■ **WRITTEN TASK 1**:
Find each line in the records below that contains the word "cook", and copy those lines.

■ **SELECTED EXTRACT**:
__________________________________________________
Fuel economy is a complex one, as it depends on what type of driving you're doing. At steady speed on a flat, straight road the only factor is drag, so weight doesn't have any influence. Drive a twisty back road and it makes a big difference.

As for your other statements, you can't really extrapolate them from a car spec sheet. For example, an engine has a rated output power, but it doesn't make that power all the time, so the shape of the power curve is important when comparing engines. You don't know that they're using the same transmissions, so the losses there may be different. It's also not unknown for car manufacturers to slightly derate an engine so the flagship model looks better - there's a rumour that Peugeot turned down the boost on the 1.9 turbo diesel because it was outperforming the 2.0 petrol. The testing may have been done under slightly different conditions or on different equipment. They might have had different wheel/tyre combinations, with different rolling radii. And that's only a few off the top of my head. To get any kind of meaningful results you'd need to run some experiments where you can change just one variable.
So if you had a 1000 kg car that did 0-60 in 10 seconds, and added a 100 kg passenger, the 0-60 would fall to 11 seconds? Not sure I buy that one.
18. (Original post by traintracks1995)
So if you had a 1000 kg car that did 0-60 in 10 seconds, and added a 100 kg passenger, the 0-60 would fall to 11 seconds? Not sure I buy that one.
No. Cars are a complex situation. However, Newton's second law of motion remains valid regardless of whether or not you buy it.
19. (Original post by traintracks1995)
So a car will take 4 times longer (roughly according to gearing etc) to hit 100 than 50mph ?
Err no. How were you even getting that from that equation? The drag will not be the same at 100mph as it was at 50mph. The drag will go up four times (neglecting any chance in density, and assuming the drag coefficient remains constant) if the speed increases from 50mph to 100mph. Therefore you'll (in crude terms) need approximately four times the power to reach 100mph as you do to reach 50mph.
__________________________________________________
■ **WRITTEN TASK 2**:
Please repeat the car performance discussion above, everything from "Fuel economy is" down to "a big difference.".

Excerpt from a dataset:
__________________________________________________
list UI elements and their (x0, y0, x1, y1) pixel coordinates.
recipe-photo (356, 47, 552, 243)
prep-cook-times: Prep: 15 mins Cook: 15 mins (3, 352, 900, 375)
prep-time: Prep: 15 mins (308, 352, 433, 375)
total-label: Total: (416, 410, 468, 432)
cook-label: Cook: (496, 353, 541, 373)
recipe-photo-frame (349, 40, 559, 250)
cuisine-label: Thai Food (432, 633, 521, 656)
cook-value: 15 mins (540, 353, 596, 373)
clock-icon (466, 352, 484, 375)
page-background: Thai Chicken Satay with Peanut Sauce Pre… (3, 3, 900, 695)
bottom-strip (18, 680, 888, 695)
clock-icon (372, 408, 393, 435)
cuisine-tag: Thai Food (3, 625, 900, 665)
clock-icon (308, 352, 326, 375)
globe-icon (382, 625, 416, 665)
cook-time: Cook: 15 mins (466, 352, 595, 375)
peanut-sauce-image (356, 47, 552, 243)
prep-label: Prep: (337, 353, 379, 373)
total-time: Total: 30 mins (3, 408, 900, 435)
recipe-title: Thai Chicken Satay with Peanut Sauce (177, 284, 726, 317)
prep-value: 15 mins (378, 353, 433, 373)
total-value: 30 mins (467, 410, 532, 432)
__________________________________________________
■ **WRITTEN SOLUTION 1**:
prep-cook-times: Prep: 15 mins Cook: 15 mins (3, 352, 900, 375)
cook-label: Cook: (496, 353, 541, 373)
cook-value: 15 mins (540, 353, 596, 373)
cook-time: Cook: 15 mins (466, 352, 595, 375)

■ **WRITTEN SOLUTION 2**:
Fuel economy is a complex one, as it depends on what type of driving you're doing. At steady speed on a flat, straight road the only factor is drag, so weight doesn't have any influence. Drive a twisty back road and it makes a big difference.